─── Input data

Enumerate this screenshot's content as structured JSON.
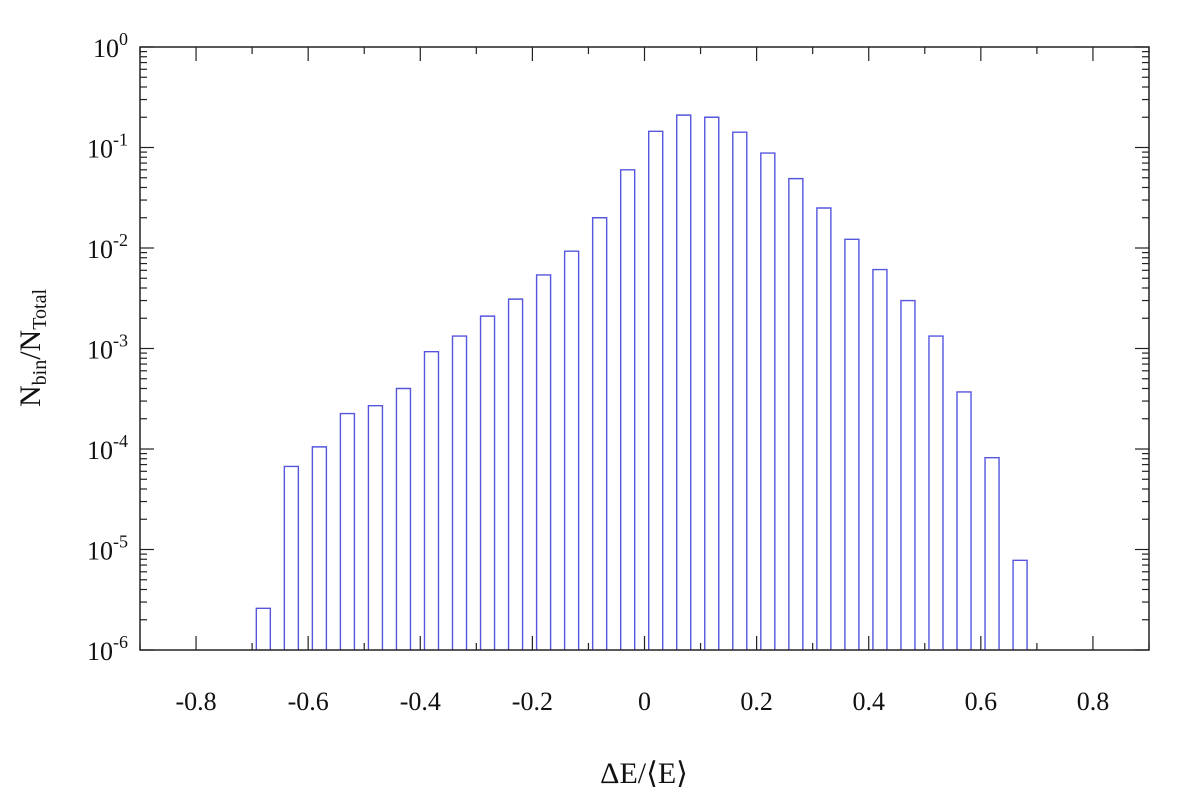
{
  "chart_data": {
    "type": "bar",
    "xlabel": "ΔE/⟨E⟩",
    "ylabel": "N_bin/N_Total",
    "ylabel_parts": {
      "n1": "N",
      "sub1": "bin",
      "sep": "/",
      "n2": "N",
      "sub2": "Total"
    },
    "xlim": [
      -0.9,
      0.9
    ],
    "ylim": [
      1e-06,
      1
    ],
    "yscale": "log",
    "x_ticks": [
      -0.8,
      -0.6,
      -0.4,
      -0.2,
      0,
      0.2,
      0.4,
      0.6,
      0.8
    ],
    "x_tick_labels": [
      "-0.8",
      "-0.6",
      "-0.4",
      "-0.2",
      "0",
      "0.2",
      "0.4",
      "0.6",
      "0.8"
    ],
    "y_tick_labels": [
      {
        "base": "10",
        "exp": "0"
      },
      {
        "base": "10",
        "exp": "-1"
      },
      {
        "base": "10",
        "exp": "-2"
      },
      {
        "base": "10",
        "exp": "-3"
      },
      {
        "base": "10",
        "exp": "-4"
      },
      {
        "base": "10",
        "exp": "-5"
      },
      {
        "base": "10",
        "exp": "-6"
      }
    ],
    "bar_width": 0.025,
    "series": [
      {
        "color": "#5555dd",
        "x": [
          -0.68,
          -0.63,
          -0.58,
          -0.53,
          -0.48,
          -0.43,
          -0.38,
          -0.33,
          -0.28,
          -0.23,
          -0.18,
          -0.13,
          -0.08,
          -0.03,
          0.02,
          0.07,
          0.12,
          0.17,
          0.22,
          0.27,
          0.32,
          0.37,
          0.42,
          0.47,
          0.52,
          0.57,
          0.62,
          0.67
        ],
        "values": [
          2.6e-06,
          6.7e-05,
          0.000105,
          0.000225,
          0.00027,
          0.0004,
          0.00093,
          0.00133,
          0.0021,
          0.0031,
          0.0054,
          0.0093,
          0.02,
          0.06,
          0.145,
          0.21,
          0.2,
          0.142,
          0.088,
          0.049,
          0.025,
          0.0122,
          0.0061,
          0.003,
          0.00133,
          0.00037,
          8.2e-05,
          7.8e-06
        ]
      }
    ],
    "grid": false,
    "legend": "none"
  }
}
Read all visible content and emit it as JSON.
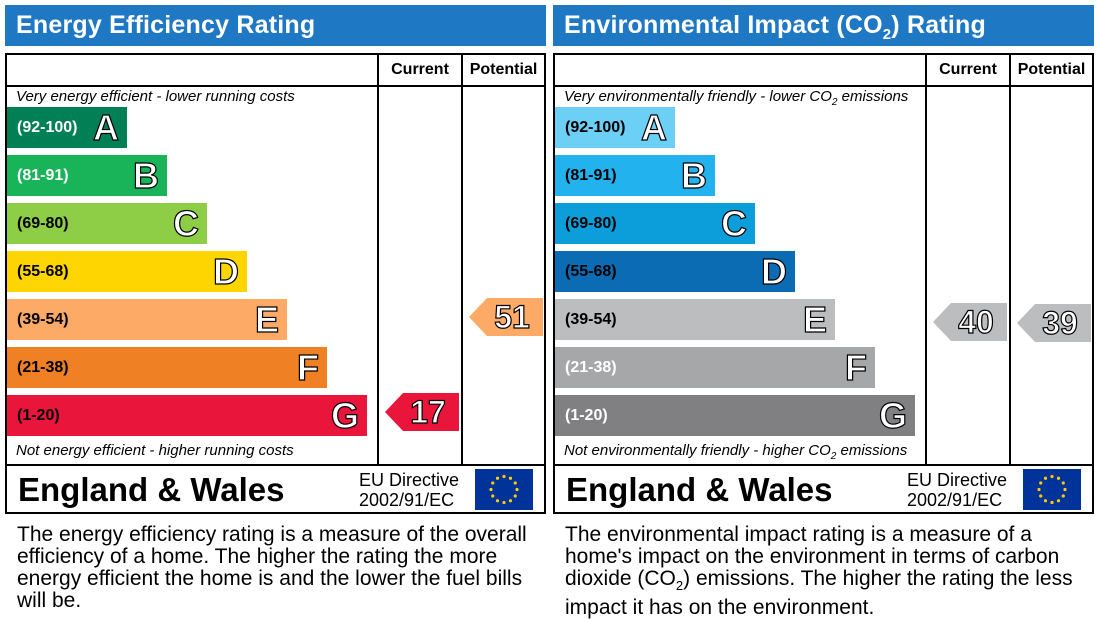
{
  "panels": {
    "energy": {
      "title": "Energy Efficiency Rating",
      "col_current": "Current",
      "col_potential": "Potential",
      "top_note": "Very energy efficient - lower running costs",
      "bottom_note": "Not energy efficient - higher running costs",
      "region": "England & Wales",
      "directive_line1": "EU Directive",
      "directive_line2": "2002/91/EC",
      "description": "The energy efficiency rating is a measure of the overall efficiency of a home. The higher the rating the more energy efficient the home is and the lower the fuel bills will be."
    },
    "environment": {
      "title_prefix": "Environmental Impact (CO",
      "title_sub": "2",
      "title_suffix": ") Rating",
      "col_current": "Current",
      "col_potential": "Potential",
      "top_note_prefix": "Very environmentally friendly - lower CO",
      "top_note_sub": "2",
      "top_note_suffix": " emissions",
      "bottom_note_prefix": "Not environmentally friendly - higher CO",
      "bottom_note_sub": "2",
      "bottom_note_suffix": " emissions",
      "region": "England & Wales",
      "directive_line1": "EU Directive",
      "directive_line2": "2002/91/EC",
      "description_prefix": "The environmental impact rating is a measure of a home's impact on the environment in terms of carbon dioxide (CO",
      "description_sub": "2",
      "description_suffix": ") emissions. The higher the rating the less impact it has on the environment."
    }
  },
  "chart_data": [
    {
      "type": "bar",
      "title": "Energy Efficiency Rating",
      "categories": [
        "A",
        "B",
        "C",
        "D",
        "E",
        "F",
        "G"
      ],
      "ranges": [
        "(92-100)",
        "(81-91)",
        "(69-80)",
        "(55-68)",
        "(39-54)",
        "(21-38)",
        "(1-20)"
      ],
      "colors": [
        "#008054",
        "#19b459",
        "#8dce46",
        "#ffd500",
        "#fcaa65",
        "#ef8023",
        "#e9153b"
      ],
      "range_text_colors": [
        "#ffffff",
        "#ffffff",
        "#000000",
        "#000000",
        "#000000",
        "#000000",
        "#000000"
      ],
      "current": {
        "value": 17,
        "band": "G",
        "color": "#e9153b"
      },
      "potential": {
        "value": 51,
        "band": "E",
        "color": "#fcaa65"
      }
    },
    {
      "type": "bar",
      "title": "Environmental Impact (CO2) Rating",
      "categories": [
        "A",
        "B",
        "C",
        "D",
        "E",
        "F",
        "G"
      ],
      "ranges": [
        "(92-100)",
        "(81-91)",
        "(69-80)",
        "(55-68)",
        "(39-54)",
        "(21-38)",
        "(1-20)"
      ],
      "colors": [
        "#6ccff6",
        "#22b3ee",
        "#0c9edb",
        "#0b6cb4",
        "#bbbdbf",
        "#a6a7a9",
        "#808083"
      ],
      "range_text_colors": [
        "#000000",
        "#000000",
        "#000000",
        "#000000",
        "#000000",
        "#ffffff",
        "#ffffff"
      ],
      "current": {
        "value": 40,
        "band": "E",
        "color": "#bbbdbf"
      },
      "potential": {
        "value": 39,
        "band": "E",
        "color": "#bbbdbf"
      }
    }
  ]
}
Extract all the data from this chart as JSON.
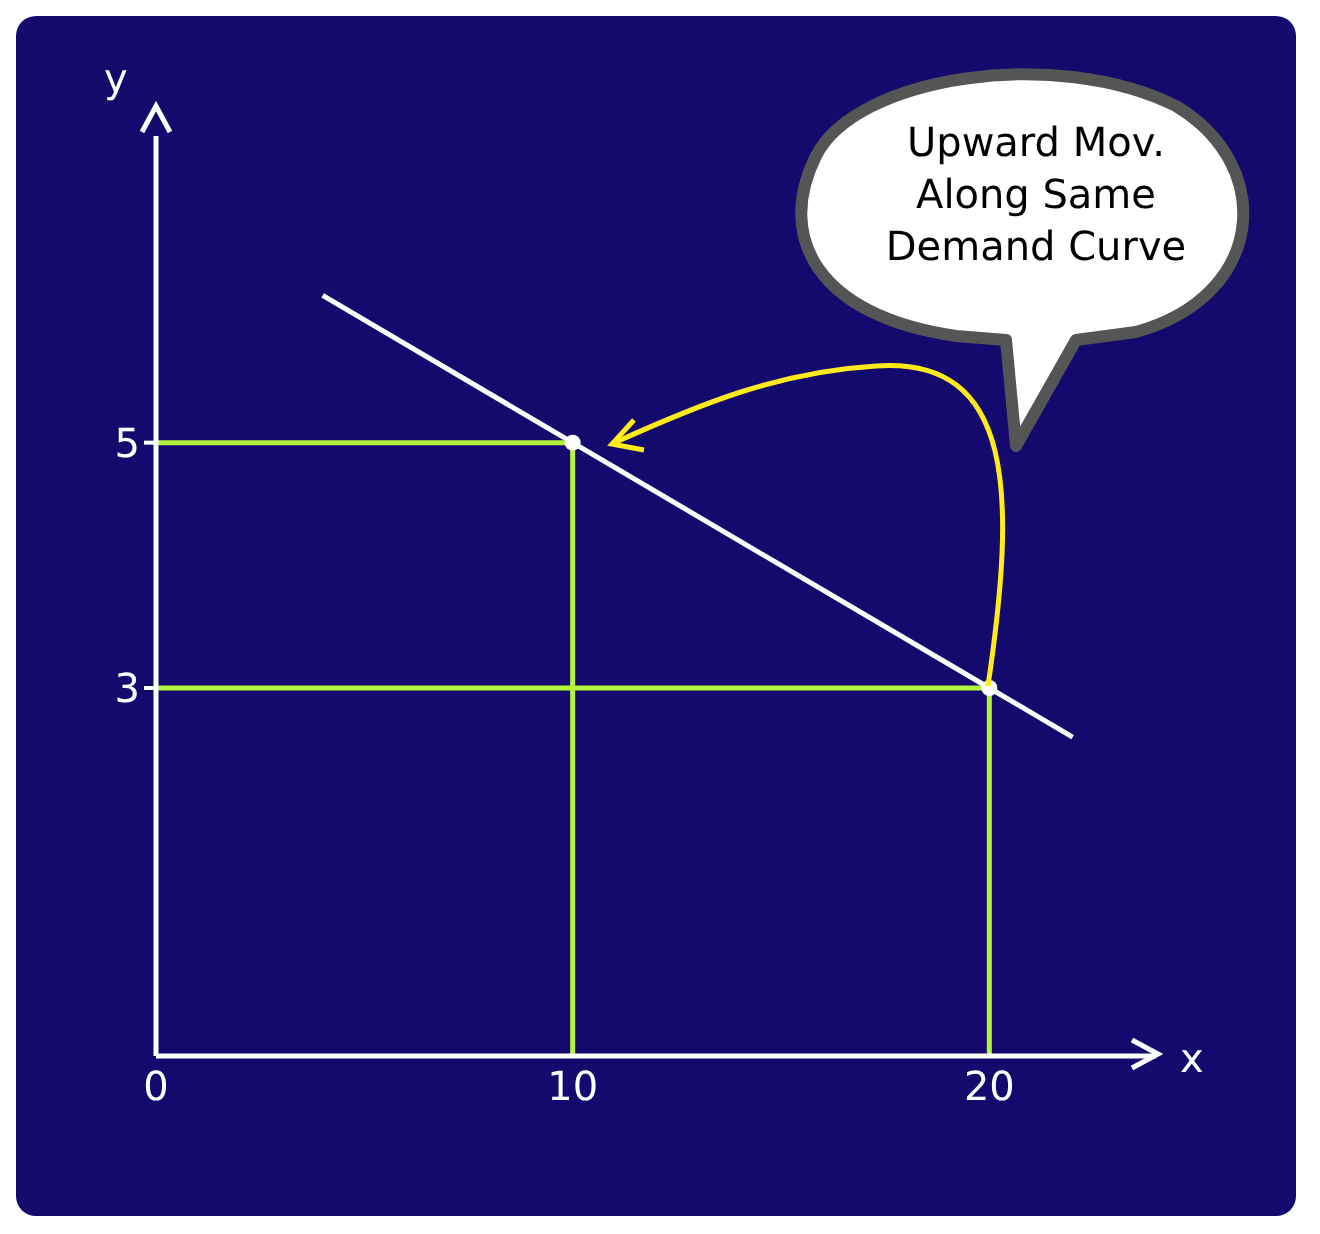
{
  "chart_data": {
    "type": "line",
    "xlabel": "x",
    "ylabel": "y",
    "annotations": [
      "Upward Mov. Along Same Demand Curve"
    ],
    "xlim": [
      0,
      24
    ],
    "ylim": [
      0,
      7.5
    ],
    "xticks": [
      0,
      10,
      20
    ],
    "yticks": [
      3,
      5
    ],
    "grid": false,
    "series": [
      {
        "color": "#ffffff",
        "x": [
          4,
          10,
          20,
          22
        ],
        "values": [
          6.2,
          5,
          3,
          2.6
        ]
      },
      {
        "color": "#b5f23c",
        "x": [
          0,
          10,
          10
        ],
        "values": [
          5,
          5,
          0
        ]
      },
      {
        "color": "#b5f23c",
        "x": [
          0,
          20,
          20
        ],
        "values": [
          3,
          3,
          0
        ]
      },
      {
        "type": "scatter",
        "color": "#ffffff",
        "marker": "circle",
        "x": [
          10,
          20
        ],
        "values": [
          5,
          3
        ]
      }
    ]
  }
}
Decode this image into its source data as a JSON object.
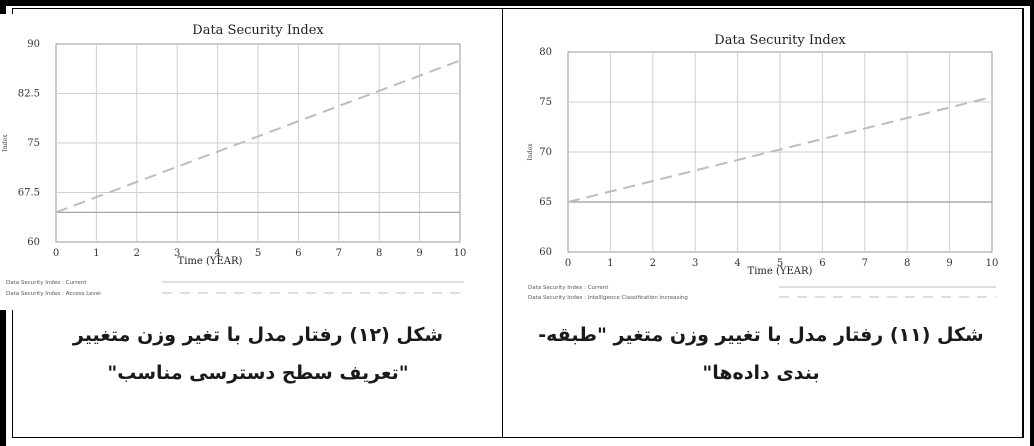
{
  "figures": [
    {
      "caption_line1": "شکل (۱۲) رفتار مدل با تغیر وزن متغییر",
      "caption_line2": "\"تعریف سطح دسترسی مناسب\""
    },
    {
      "caption_line1": "شکل (۱۱) رفتار مدل با تغییر وزن متغیر \"طبقه-",
      "caption_line2": "بندی داده‌ها\""
    }
  ],
  "chart_data": [
    {
      "type": "line",
      "title": "Data Security Index",
      "xlabel": "Time (YEAR)",
      "ylabel": "Index",
      "xlim": [
        0,
        10
      ],
      "ylim": [
        60,
        90
      ],
      "x_ticks": [
        "0",
        "1",
        "2",
        "3",
        "4",
        "5",
        "6",
        "7",
        "8",
        "9",
        "10"
      ],
      "y_ticks": [
        "60",
        "67.5",
        "75",
        "82.5",
        "90"
      ],
      "grid": true,
      "series": [
        {
          "name": "Data Security Index : Current",
          "style": "solid",
          "color": "#9a9a9a",
          "x": [
            0,
            10
          ],
          "y": [
            64.5,
            64.5
          ]
        },
        {
          "name": "Data Security Index : Access Level",
          "style": "dashed",
          "color": "#bdbdbd",
          "x": [
            0,
            10
          ],
          "y": [
            64.5,
            87.5
          ]
        }
      ]
    },
    {
      "type": "line",
      "title": "Data Security Index",
      "xlabel": "Time (YEAR)",
      "ylabel": "Index",
      "xlim": [
        0,
        10
      ],
      "ylim": [
        60,
        80
      ],
      "x_ticks": [
        "0",
        "1",
        "2",
        "3",
        "4",
        "5",
        "6",
        "7",
        "8",
        "9",
        "10"
      ],
      "y_ticks": [
        "60",
        "65",
        "70",
        "75",
        "80"
      ],
      "grid": true,
      "series": [
        {
          "name": "Data Security Index : Current",
          "style": "solid",
          "color": "#9a9a9a",
          "x": [
            0,
            10
          ],
          "y": [
            65,
            65
          ]
        },
        {
          "name": "Data Security Index : Intelligence Classification increasing",
          "style": "dashed",
          "color": "#bdbdbd",
          "x": [
            0,
            10
          ],
          "y": [
            65,
            75.5
          ]
        }
      ]
    }
  ]
}
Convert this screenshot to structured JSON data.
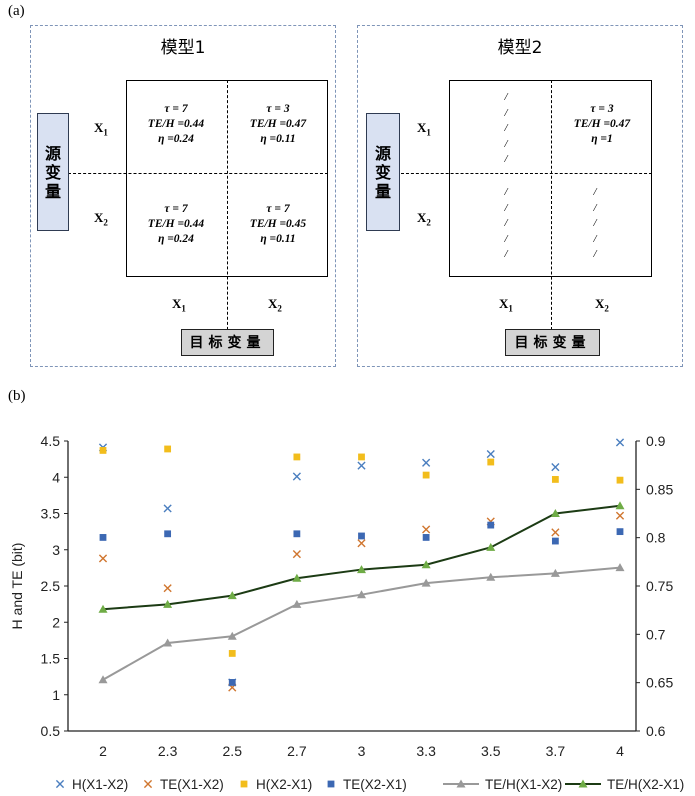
{
  "panel_a": {
    "label": "(a)",
    "model1": {
      "title": "模型1",
      "cells": {
        "x1x1": [
          "τ = 7",
          "TE/H =0.44",
          "η =0.24"
        ],
        "x1x2": [
          "τ = 3",
          "TE/H =0.47",
          "η =0.11"
        ],
        "x2x1": [
          "τ = 7",
          "TE/H =0.44",
          "η =0.24"
        ],
        "x2x2": [
          "τ = 7",
          "TE/H =0.45",
          "η =0.11"
        ]
      },
      "source_label_chars": [
        "源",
        "变",
        "量"
      ],
      "target_label": "目标变量",
      "row_labels": [
        "X",
        "X"
      ],
      "row_subs": [
        "1",
        "2"
      ],
      "col_labels": [
        "X",
        "X"
      ],
      "col_subs": [
        "1",
        "2"
      ]
    },
    "model2": {
      "title": "模型2",
      "cells": {
        "x1x1": [
          "/",
          "/",
          "/",
          "/",
          "/"
        ],
        "x1x2": [
          "τ = 3",
          "TE/H =0.47",
          "η =1"
        ],
        "x2x1": [
          "/",
          "/",
          "/",
          "/",
          "/"
        ],
        "x2x2": [
          "/",
          "/",
          "/",
          "/",
          "/"
        ]
      },
      "source_label_chars": [
        "源",
        "变",
        "量"
      ],
      "target_label": "目标变量",
      "row_labels": [
        "X",
        "X"
      ],
      "row_subs": [
        "1",
        "2"
      ],
      "col_labels": [
        "X",
        "X"
      ],
      "col_subs": [
        "1",
        "2"
      ]
    }
  },
  "panel_b": {
    "label": "(b)"
  },
  "chart_data": {
    "type": "scatter",
    "title": "",
    "xlabel": "",
    "ylabel": "H and TE (bit)",
    "categories": [
      "2",
      "2.3",
      "2.5",
      "2.7",
      "3",
      "3.3",
      "3.5",
      "3.7",
      "4"
    ],
    "ylim": [
      0.5,
      4.5
    ],
    "yticks": [
      "0.5",
      "1",
      "1.5",
      "2",
      "2.5",
      "3",
      "3.5",
      "4",
      "4.5"
    ],
    "y2lim": [
      0.6,
      0.9
    ],
    "y2ticks": [
      "0.6",
      "0.65",
      "0.7",
      "0.75",
      "0.8",
      "0.85",
      "0.9"
    ],
    "series": [
      {
        "name": "H(X1-X2)",
        "marker": "x",
        "color": "#4a7ebf",
        "axis": "left",
        "values": [
          4.41,
          3.57,
          1.17,
          4.01,
          4.16,
          4.2,
          4.32,
          4.14,
          4.48
        ]
      },
      {
        "name": "TE(X1-X2)",
        "marker": "x",
        "color": "#d0762f",
        "axis": "left",
        "values": [
          2.88,
          2.47,
          1.1,
          2.94,
          3.09,
          3.28,
          3.39,
          3.24,
          3.47
        ]
      },
      {
        "name": "H(X2-X1)",
        "marker": "square",
        "color": "#f2bd1c",
        "axis": "left",
        "values": [
          4.37,
          4.39,
          1.57,
          4.28,
          4.28,
          4.03,
          4.21,
          3.97,
          3.96
        ]
      },
      {
        "name": "TE(X2-X1)",
        "marker": "square",
        "color": "#3c68b3",
        "axis": "left",
        "values": [
          3.17,
          3.22,
          1.17,
          3.22,
          3.19,
          3.17,
          3.34,
          3.12,
          3.25
        ]
      },
      {
        "name": "TE/H(X1-X2)",
        "marker": "triangle-line",
        "color": "#999999",
        "axis": "right",
        "values": [
          0.653,
          0.691,
          0.698,
          0.731,
          0.741,
          0.753,
          0.759,
          0.763,
          0.769
        ]
      },
      {
        "name": "TE/H(X2-X1)",
        "marker": "triangle-line",
        "color": "#3f7e2c",
        "line_color": "#1c3b14",
        "marker_color": "#6fac46",
        "axis": "right",
        "values": [
          0.726,
          0.731,
          0.74,
          0.758,
          0.767,
          0.772,
          0.79,
          0.825,
          0.833
        ]
      }
    ],
    "legend_position": "bottom"
  }
}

──────

* _Request_: Search the data for "name". Copy every matching line.

* _Correct response_:
          "name": "Data Security Index : Current",
          "name": "Data Security Index : Access Level",
          "name": "Data Security Index : Current",
          "name": "Data Security Index : Intelligence Classification increasing",
        "name": "H(X1-X2)",
        "name": "TE(X1-X2)",
        "name": "H(X2-X1)",
        "name": "TE(X2-X1)",
        "name": "TE/H(X1-X2)",
        "name": "TE/H(X2-X1)",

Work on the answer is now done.